» WORK TASK:
Pull every line containing "Comparison" from the entries.

++++ TASK MATERIAL

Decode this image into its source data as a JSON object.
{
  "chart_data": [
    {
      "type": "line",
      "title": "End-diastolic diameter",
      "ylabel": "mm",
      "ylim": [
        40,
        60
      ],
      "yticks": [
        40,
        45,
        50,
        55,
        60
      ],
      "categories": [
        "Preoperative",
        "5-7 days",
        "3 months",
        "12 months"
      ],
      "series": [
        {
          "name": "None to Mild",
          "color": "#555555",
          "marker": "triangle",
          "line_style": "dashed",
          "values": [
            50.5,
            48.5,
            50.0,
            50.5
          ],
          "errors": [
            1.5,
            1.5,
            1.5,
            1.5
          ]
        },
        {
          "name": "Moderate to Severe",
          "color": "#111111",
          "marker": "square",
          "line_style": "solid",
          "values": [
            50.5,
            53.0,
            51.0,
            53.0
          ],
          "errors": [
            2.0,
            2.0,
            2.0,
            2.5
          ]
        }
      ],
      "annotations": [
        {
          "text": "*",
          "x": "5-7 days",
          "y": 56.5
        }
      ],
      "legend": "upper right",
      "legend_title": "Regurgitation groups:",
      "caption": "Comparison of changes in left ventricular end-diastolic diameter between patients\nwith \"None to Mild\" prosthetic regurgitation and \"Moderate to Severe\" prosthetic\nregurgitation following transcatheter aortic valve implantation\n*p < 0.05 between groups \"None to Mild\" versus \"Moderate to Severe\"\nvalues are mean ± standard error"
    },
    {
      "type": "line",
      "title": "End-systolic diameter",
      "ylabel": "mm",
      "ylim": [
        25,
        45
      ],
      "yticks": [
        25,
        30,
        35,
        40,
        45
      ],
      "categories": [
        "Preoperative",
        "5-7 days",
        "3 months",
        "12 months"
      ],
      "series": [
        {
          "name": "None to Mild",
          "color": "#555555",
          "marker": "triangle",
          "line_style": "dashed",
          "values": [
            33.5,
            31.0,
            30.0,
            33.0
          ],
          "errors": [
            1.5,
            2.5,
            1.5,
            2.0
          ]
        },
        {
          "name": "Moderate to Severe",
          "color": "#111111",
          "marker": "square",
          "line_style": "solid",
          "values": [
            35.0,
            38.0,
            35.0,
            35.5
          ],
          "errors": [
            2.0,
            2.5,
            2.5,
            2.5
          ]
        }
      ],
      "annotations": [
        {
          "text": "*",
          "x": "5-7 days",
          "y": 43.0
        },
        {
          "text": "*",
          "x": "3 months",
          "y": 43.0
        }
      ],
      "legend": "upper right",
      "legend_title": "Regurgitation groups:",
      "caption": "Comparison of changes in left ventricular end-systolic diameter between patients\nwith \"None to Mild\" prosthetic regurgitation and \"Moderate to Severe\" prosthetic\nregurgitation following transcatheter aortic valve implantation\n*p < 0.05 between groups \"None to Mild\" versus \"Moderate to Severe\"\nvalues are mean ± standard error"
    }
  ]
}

++++++++

» SOLUTION TO THIS PROBLEM:
      "caption": "Comparison of changes in left ventricular end-diastolic diameter between patients\nwith \"None to Mild\" prosthetic regurgitation and \"Moderate to Severe\" prosthetic\nregurgitation following transcatheter aortic valve implantation\n*p < 0.05 between groups \"None to Mild\" versus \"Moderate to Severe\"\nvalues are mean ± standard error"
      "caption": "Comparison of changes in left ventricular end-systolic diameter between patients\nwith \"None to Mild\" prosthetic regurgitation and \"Moderate to Severe\" prosthetic\nregurgitation following transcatheter aortic valve implantation\n*p < 0.05 between groups \"None to Mild\" versus \"Moderate to Severe\"\nvalues are mean ± standard error"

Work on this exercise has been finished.